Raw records
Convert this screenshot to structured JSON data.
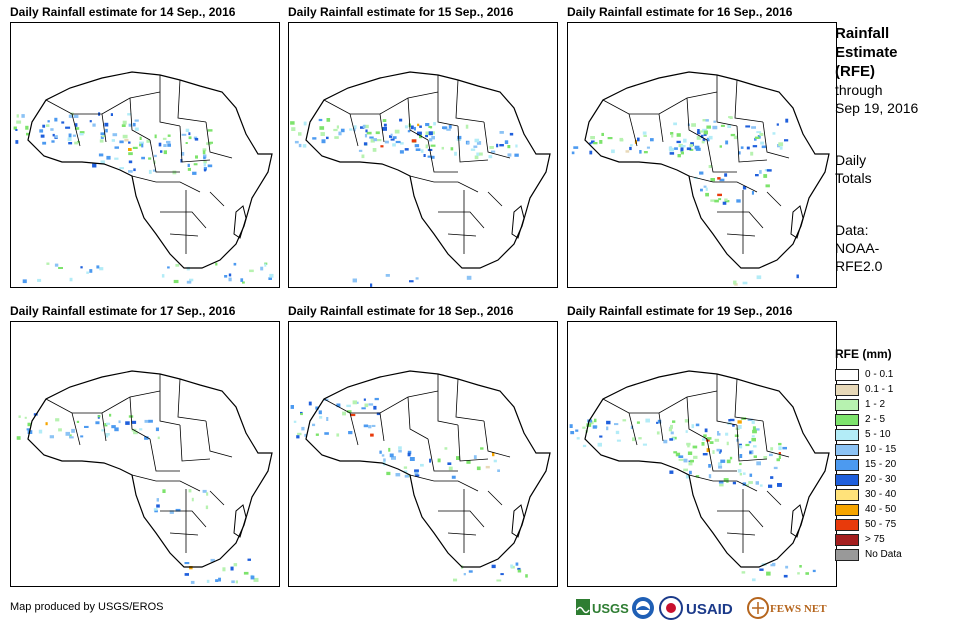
{
  "panels": [
    {
      "title": "Daily Rainfall estimate for 14 Sep., 2016",
      "day": "14"
    },
    {
      "title": "Daily Rainfall estimate for 15 Sep., 2016",
      "day": "15"
    },
    {
      "title": "Daily Rainfall estimate for 16 Sep., 2016",
      "day": "16"
    },
    {
      "title": "Daily Rainfall estimate for 17 Sep., 2016",
      "day": "17"
    },
    {
      "title": "Daily Rainfall estimate for 18 Sep., 2016",
      "day": "18"
    },
    {
      "title": "Daily Rainfall estimate for 19 Sep., 2016",
      "day": "19"
    }
  ],
  "side": {
    "title_lines": [
      "Rainfall",
      "Estimate",
      "(RFE)"
    ],
    "through": "through",
    "through_date": "Sep 19, 2016",
    "totals_1": "Daily",
    "totals_2": "Totals",
    "data_1": "Data:",
    "data_2": "NOAA-",
    "data_3": "RFE2.0"
  },
  "legend": {
    "title": "RFE (mm)",
    "items": [
      {
        "label": "0 - 0.1",
        "color": "#ffffff"
      },
      {
        "label": "0.1 - 1",
        "color": "#e8d9b8"
      },
      {
        "label": "1 - 2",
        "color": "#b7f2b0"
      },
      {
        "label": "2 - 5",
        "color": "#7de36c"
      },
      {
        "label": "5 - 10",
        "color": "#b3ecf7"
      },
      {
        "label": "10 - 15",
        "color": "#8cc3f5"
      },
      {
        "label": "15 - 20",
        "color": "#4c9af0"
      },
      {
        "label": "20 - 30",
        "color": "#1f5fdc"
      },
      {
        "label": "30 - 40",
        "color": "#ffe27a"
      },
      {
        "label": "40 - 50",
        "color": "#f6a500"
      },
      {
        "label": "50 - 75",
        "color": "#e83a0b"
      },
      {
        "label": "> 75",
        "color": "#a51f1f"
      },
      {
        "label": "No Data",
        "color": "#999999"
      }
    ]
  },
  "credit": "Map produced by USGS/EROS",
  "logos": {
    "usgs": "USGS",
    "usaid": "USAID",
    "fews": "FEWS NET"
  }
}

Given request:
Select every line of the material above holding the word "Rainfall" and copy it.

Reply:
      "title": "Daily Rainfall estimate for 14 Sep., 2016",
      "title": "Daily Rainfall estimate for 15 Sep., 2016",
      "title": "Daily Rainfall estimate for 16 Sep., 2016",
      "title": "Daily Rainfall estimate for 17 Sep., 2016",
      "title": "Daily Rainfall estimate for 18 Sep., 2016",
      "title": "Daily Rainfall estimate for 19 Sep., 2016",
      "Rainfall",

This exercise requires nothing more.